- **Given instruction**: Rewrite the records below, swapping "legend-swatch" for "legend-marker" wherever it appears and keeping every other character the same.

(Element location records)
▽

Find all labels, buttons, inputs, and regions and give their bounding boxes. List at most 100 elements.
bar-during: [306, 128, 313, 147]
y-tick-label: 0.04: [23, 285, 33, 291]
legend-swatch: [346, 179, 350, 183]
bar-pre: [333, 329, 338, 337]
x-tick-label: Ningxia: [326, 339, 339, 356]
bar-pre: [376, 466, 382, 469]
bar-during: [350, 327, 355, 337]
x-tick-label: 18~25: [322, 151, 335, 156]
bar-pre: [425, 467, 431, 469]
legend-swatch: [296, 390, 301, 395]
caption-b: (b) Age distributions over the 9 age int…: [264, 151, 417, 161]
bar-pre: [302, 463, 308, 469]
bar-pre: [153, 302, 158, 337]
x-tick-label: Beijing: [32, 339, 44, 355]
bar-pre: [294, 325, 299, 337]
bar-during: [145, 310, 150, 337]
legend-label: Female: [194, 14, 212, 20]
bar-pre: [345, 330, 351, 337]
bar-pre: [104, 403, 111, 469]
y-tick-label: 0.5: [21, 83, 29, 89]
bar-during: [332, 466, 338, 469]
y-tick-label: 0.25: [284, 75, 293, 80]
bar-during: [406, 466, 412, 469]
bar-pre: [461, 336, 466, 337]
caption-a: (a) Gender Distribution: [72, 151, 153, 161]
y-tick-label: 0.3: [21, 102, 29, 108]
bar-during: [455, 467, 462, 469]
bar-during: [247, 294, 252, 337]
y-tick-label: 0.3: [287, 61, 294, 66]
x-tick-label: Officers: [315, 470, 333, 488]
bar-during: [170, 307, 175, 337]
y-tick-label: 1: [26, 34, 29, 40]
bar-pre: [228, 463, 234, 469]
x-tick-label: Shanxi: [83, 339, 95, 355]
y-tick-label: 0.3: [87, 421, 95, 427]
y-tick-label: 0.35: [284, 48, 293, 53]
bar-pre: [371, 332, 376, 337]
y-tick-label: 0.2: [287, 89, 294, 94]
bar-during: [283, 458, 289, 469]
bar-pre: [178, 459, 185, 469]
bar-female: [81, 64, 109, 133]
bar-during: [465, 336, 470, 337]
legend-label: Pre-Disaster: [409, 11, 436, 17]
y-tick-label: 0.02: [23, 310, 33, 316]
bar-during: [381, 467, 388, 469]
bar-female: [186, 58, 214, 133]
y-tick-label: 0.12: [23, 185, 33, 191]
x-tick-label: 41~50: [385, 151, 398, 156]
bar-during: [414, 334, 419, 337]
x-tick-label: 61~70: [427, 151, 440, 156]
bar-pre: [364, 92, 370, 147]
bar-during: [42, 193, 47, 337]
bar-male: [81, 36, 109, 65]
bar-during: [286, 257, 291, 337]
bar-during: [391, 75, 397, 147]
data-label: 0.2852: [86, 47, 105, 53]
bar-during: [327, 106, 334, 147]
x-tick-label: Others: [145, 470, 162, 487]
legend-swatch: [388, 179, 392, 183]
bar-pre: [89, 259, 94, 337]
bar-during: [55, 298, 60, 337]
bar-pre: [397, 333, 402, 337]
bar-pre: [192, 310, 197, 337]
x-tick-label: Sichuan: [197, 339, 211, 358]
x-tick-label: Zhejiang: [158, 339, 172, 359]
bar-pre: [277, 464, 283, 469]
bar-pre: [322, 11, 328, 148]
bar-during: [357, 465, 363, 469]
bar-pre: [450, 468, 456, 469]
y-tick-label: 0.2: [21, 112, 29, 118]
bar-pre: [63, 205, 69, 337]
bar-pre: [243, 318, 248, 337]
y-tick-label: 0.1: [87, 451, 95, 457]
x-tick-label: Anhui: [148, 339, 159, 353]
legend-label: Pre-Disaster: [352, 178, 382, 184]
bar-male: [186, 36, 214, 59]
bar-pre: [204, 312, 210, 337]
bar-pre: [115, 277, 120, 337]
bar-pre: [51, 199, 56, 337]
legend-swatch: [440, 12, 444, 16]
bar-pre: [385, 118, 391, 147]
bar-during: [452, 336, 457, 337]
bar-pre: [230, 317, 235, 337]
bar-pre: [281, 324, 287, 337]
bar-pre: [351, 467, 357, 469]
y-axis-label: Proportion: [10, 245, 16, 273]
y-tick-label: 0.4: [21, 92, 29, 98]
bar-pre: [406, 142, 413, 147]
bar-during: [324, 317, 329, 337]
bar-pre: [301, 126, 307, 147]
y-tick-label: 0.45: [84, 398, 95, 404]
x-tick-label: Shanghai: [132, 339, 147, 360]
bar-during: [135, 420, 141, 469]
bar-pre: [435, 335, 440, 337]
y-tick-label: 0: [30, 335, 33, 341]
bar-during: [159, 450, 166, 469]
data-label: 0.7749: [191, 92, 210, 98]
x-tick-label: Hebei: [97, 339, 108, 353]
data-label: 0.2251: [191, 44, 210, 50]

△

- **Full response**:
Find all labels, buttons, inputs, and regions and give their bounding boxes. List at most 100 elements.
bar-during: [306, 128, 313, 147]
y-tick-label: 0.04: [23, 285, 33, 291]
legend-marker: [346, 179, 350, 183]
bar-pre: [333, 329, 338, 337]
x-tick-label: Ningxia: [326, 339, 339, 356]
bar-pre: [376, 466, 382, 469]
bar-during: [350, 327, 355, 337]
x-tick-label: 18~25: [322, 151, 335, 156]
bar-pre: [425, 467, 431, 469]
legend-marker: [296, 390, 301, 395]
caption-b: (b) Age distributions over the 9 age int…: [264, 151, 417, 161]
bar-pre: [302, 463, 308, 469]
bar-pre: [153, 302, 158, 337]
x-tick-label: Beijing: [32, 339, 44, 355]
bar-pre: [294, 325, 299, 337]
bar-during: [145, 310, 150, 337]
legend-label: Female: [194, 14, 212, 20]
bar-pre: [345, 330, 351, 337]
bar-pre: [104, 403, 111, 469]
y-tick-label: 0.5: [21, 83, 29, 89]
bar-during: [332, 466, 338, 469]
y-tick-label: 0.25: [284, 75, 293, 80]
bar-during: [406, 466, 412, 469]
bar-pre: [461, 336, 466, 337]
caption-a: (a) Gender Distribution: [72, 151, 153, 161]
y-tick-label: 0.3: [21, 102, 29, 108]
bar-during: [455, 467, 462, 469]
bar-during: [247, 294, 252, 337]
y-tick-label: 0.3: [287, 61, 294, 66]
x-tick-label: Officers: [315, 470, 333, 488]
bar-during: [170, 307, 175, 337]
y-tick-label: 1: [26, 34, 29, 40]
bar-pre: [228, 463, 234, 469]
x-tick-label: Shanxi: [83, 339, 95, 355]
y-tick-label: 0.3: [87, 421, 95, 427]
y-tick-label: 0.35: [284, 48, 293, 53]
bar-pre: [371, 332, 376, 337]
y-tick-label: 0.2: [287, 89, 294, 94]
bar-during: [283, 458, 289, 469]
bar-pre: [178, 459, 185, 469]
bar-female: [81, 64, 109, 133]
bar-during: [465, 336, 470, 337]
legend-label: Pre-Disaster: [409, 11, 436, 17]
y-tick-label: 0.02: [23, 310, 33, 316]
bar-during: [381, 467, 388, 469]
bar-female: [186, 58, 214, 133]
y-tick-label: 0.12: [23, 185, 33, 191]
x-tick-label: 41~50: [385, 151, 398, 156]
bar-during: [414, 334, 419, 337]
x-tick-label: 61~70: [427, 151, 440, 156]
bar-pre: [364, 92, 370, 147]
bar-during: [42, 193, 47, 337]
bar-male: [81, 36, 109, 65]
bar-during: [286, 257, 291, 337]
bar-during: [391, 75, 397, 147]
data-label: 0.2852: [86, 47, 105, 53]
bar-during: [327, 106, 334, 147]
x-tick-label: Others: [145, 470, 162, 487]
legend-marker: [388, 179, 392, 183]
bar-pre: [89, 259, 94, 337]
bar-during: [55, 298, 60, 337]
bar-pre: [397, 333, 402, 337]
bar-pre: [192, 310, 197, 337]
x-tick-label: Sichuan: [197, 339, 211, 358]
x-tick-label: Zhejiang: [158, 339, 172, 359]
bar-pre: [277, 464, 283, 469]
bar-pre: [322, 11, 328, 148]
bar-during: [357, 465, 363, 469]
bar-pre: [450, 468, 456, 469]
y-tick-label: 0.2: [21, 112, 29, 118]
bar-pre: [63, 205, 69, 337]
bar-pre: [243, 318, 248, 337]
y-tick-label: 0.1: [87, 451, 95, 457]
x-tick-label: Anhui: [148, 339, 159, 353]
legend-label: Pre-Disaster: [352, 178, 382, 184]
bar-male: [186, 36, 214, 59]
bar-pre: [204, 312, 210, 337]
bar-pre: [115, 277, 120, 337]
bar-pre: [51, 199, 56, 337]
legend-marker: [440, 12, 444, 16]
bar-pre: [385, 118, 391, 147]
bar-during: [452, 336, 457, 337]
bar-pre: [230, 317, 235, 337]
bar-pre: [281, 324, 287, 337]
bar-pre: [351, 467, 357, 469]
y-axis-label: Proportion: [10, 245, 16, 273]
y-tick-label: 0.4: [21, 92, 29, 98]
bar-pre: [406, 142, 413, 147]
bar-during: [324, 317, 329, 337]
bar-pre: [301, 126, 307, 147]
y-tick-label: 0.45: [84, 398, 95, 404]
x-tick-label: Shanghai: [132, 339, 147, 360]
bar-during: [135, 420, 141, 469]
bar-pre: [435, 335, 440, 337]
y-tick-label: 0: [30, 335, 33, 341]
bar-during: [159, 450, 166, 469]
data-label: 0.7749: [191, 92, 210, 98]
x-tick-label: Hebei: [97, 339, 108, 353]
data-label: 0.2251: [191, 44, 210, 50]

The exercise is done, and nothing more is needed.